Input rows:
————————
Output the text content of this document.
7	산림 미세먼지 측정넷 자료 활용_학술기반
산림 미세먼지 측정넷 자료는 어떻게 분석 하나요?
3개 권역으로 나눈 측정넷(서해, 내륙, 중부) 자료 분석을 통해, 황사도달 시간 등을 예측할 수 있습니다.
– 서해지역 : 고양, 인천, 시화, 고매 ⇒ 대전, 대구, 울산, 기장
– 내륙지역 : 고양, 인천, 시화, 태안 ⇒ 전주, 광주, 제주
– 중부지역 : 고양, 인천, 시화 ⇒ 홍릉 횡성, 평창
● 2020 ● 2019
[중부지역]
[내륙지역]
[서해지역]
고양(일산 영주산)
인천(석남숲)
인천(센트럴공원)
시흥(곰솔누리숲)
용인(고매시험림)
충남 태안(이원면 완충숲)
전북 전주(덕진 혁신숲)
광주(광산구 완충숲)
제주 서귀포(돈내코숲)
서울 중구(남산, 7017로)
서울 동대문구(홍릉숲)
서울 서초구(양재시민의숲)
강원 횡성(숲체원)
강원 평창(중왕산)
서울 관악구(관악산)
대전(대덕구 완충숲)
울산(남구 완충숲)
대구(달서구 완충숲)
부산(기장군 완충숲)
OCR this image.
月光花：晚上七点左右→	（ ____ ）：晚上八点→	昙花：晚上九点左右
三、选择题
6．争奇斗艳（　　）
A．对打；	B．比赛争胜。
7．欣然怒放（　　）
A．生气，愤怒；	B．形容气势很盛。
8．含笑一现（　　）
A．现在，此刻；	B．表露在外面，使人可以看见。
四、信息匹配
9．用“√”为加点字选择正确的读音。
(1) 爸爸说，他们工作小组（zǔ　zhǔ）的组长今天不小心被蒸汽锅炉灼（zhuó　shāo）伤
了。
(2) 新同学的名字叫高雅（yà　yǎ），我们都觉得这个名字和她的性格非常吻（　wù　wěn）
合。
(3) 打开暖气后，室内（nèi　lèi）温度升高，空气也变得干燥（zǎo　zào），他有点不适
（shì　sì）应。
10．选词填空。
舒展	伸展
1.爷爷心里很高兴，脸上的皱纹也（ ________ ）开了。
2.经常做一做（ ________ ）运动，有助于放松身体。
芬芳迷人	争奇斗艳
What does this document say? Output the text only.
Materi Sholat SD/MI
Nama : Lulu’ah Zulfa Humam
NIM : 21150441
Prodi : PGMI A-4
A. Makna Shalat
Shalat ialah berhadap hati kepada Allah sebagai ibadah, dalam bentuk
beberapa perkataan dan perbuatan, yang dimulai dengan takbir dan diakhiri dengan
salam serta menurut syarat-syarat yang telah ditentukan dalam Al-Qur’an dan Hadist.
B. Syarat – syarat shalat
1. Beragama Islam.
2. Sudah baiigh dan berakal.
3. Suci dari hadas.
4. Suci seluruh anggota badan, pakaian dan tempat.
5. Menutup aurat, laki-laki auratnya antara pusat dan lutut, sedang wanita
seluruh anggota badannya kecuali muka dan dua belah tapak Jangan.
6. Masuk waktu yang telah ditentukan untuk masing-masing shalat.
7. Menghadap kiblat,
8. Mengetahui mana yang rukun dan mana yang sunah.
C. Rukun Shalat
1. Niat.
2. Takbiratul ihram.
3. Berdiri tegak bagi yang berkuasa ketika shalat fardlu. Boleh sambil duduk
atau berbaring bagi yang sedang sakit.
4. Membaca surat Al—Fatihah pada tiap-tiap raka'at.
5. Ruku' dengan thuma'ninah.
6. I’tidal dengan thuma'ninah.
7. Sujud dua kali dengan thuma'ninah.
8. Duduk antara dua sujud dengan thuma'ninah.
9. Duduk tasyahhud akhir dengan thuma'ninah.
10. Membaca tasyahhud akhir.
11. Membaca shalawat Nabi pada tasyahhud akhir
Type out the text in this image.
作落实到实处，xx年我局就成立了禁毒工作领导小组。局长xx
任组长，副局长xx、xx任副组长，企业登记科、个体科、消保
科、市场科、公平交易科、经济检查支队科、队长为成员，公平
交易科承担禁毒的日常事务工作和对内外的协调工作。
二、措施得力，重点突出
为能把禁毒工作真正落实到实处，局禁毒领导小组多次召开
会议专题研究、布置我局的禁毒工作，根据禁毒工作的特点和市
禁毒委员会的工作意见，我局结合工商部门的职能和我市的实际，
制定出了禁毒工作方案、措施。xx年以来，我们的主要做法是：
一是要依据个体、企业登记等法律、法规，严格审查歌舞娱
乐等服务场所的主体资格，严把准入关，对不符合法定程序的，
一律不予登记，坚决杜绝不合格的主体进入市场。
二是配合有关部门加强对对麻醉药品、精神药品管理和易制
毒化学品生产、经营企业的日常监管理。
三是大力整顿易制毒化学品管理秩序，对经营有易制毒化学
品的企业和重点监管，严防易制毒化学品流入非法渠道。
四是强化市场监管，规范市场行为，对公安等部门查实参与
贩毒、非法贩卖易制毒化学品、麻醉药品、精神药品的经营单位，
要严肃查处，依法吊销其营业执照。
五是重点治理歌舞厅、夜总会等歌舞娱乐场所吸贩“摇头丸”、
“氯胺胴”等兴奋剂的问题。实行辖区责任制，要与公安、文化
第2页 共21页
————————
What you have to do: Extract, from the listing above, every line where the string "antara" occurs.

Full solution:
5. Menutup aurat, laki-laki auratnya antara pusat dan lutut, sedang wanita
8. Duduk antara dua sujud dengan thuma'ninah.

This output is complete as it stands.